## [Provided material]
--- Start ---

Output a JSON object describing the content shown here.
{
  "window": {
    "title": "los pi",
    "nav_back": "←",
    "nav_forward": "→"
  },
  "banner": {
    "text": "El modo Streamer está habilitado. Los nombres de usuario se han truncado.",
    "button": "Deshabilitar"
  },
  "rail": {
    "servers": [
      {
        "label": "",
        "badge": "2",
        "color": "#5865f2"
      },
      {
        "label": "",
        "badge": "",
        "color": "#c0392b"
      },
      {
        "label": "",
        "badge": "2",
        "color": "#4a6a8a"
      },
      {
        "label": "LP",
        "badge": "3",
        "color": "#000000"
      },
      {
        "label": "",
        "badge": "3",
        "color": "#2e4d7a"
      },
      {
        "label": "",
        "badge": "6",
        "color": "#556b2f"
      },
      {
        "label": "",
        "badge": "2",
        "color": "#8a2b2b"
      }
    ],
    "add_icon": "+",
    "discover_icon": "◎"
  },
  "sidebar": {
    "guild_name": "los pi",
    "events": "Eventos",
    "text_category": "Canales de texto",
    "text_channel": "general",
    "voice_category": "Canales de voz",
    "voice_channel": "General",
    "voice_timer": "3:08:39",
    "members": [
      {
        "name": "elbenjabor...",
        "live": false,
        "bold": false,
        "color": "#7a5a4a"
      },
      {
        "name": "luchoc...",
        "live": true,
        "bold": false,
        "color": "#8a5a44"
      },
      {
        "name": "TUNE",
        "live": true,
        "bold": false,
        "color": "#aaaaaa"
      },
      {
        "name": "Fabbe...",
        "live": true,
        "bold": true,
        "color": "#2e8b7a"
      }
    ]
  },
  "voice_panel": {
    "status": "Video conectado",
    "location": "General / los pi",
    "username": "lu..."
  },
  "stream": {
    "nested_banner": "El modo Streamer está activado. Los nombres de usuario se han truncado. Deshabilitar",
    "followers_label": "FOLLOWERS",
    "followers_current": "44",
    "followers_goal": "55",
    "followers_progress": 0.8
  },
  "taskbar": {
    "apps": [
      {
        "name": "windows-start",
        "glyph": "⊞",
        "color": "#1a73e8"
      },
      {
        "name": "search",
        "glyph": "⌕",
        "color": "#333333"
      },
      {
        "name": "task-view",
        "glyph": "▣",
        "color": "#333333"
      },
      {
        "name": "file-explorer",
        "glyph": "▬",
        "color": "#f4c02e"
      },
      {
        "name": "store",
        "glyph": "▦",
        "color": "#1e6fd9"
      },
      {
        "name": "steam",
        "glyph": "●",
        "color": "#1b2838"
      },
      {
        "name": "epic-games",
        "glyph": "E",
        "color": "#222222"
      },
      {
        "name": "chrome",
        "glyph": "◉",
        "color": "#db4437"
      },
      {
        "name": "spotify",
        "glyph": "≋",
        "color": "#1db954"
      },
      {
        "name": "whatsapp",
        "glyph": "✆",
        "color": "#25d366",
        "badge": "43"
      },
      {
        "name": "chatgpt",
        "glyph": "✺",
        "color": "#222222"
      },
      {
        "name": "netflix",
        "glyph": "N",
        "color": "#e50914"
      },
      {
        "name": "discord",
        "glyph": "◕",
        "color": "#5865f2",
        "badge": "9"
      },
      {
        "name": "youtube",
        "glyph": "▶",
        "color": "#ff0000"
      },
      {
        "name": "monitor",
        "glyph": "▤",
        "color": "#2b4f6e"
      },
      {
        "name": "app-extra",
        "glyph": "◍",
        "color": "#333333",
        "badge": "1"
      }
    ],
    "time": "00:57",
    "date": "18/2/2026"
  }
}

--- End ---

## [Aim]
Return all lines of the material above in which the word "modo" occurs.

## [Task solution]
    "text": "El modo Streamer está habilitado. Los nombres de usuario se han truncado.",
    "nested_banner": "El modo Streamer está activado. Los nombres de usuario se han truncado. Deshabilitar",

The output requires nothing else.